- What you will do
Records follow. Copy every line with "November".

══════════

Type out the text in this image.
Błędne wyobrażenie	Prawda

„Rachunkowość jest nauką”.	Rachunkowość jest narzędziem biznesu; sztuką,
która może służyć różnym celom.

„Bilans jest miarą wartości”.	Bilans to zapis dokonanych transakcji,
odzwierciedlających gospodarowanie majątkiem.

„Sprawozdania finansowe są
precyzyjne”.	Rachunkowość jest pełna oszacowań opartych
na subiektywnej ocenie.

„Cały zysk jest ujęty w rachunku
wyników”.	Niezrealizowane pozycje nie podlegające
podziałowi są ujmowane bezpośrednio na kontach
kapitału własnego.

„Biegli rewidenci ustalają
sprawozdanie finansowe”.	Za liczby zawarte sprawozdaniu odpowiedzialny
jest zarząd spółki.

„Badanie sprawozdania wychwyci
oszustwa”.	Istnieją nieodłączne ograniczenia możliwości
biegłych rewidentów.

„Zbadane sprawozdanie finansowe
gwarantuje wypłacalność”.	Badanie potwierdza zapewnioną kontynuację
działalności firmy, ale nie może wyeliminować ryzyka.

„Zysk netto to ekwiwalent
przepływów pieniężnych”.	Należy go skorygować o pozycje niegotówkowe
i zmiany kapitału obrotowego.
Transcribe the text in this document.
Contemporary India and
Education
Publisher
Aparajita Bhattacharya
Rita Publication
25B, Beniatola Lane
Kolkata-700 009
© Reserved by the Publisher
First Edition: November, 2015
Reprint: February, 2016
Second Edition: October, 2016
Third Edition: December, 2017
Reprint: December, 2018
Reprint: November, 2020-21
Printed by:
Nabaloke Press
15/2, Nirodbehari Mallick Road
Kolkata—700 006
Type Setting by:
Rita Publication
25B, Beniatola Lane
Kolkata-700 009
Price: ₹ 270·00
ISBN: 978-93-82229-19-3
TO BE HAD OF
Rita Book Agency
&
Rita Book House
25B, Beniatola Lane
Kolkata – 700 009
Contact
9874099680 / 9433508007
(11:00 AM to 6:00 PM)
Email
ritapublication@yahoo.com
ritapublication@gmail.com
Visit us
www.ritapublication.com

══════════

- Reply
First Edition: November, 2015
Reprint: November, 2020-21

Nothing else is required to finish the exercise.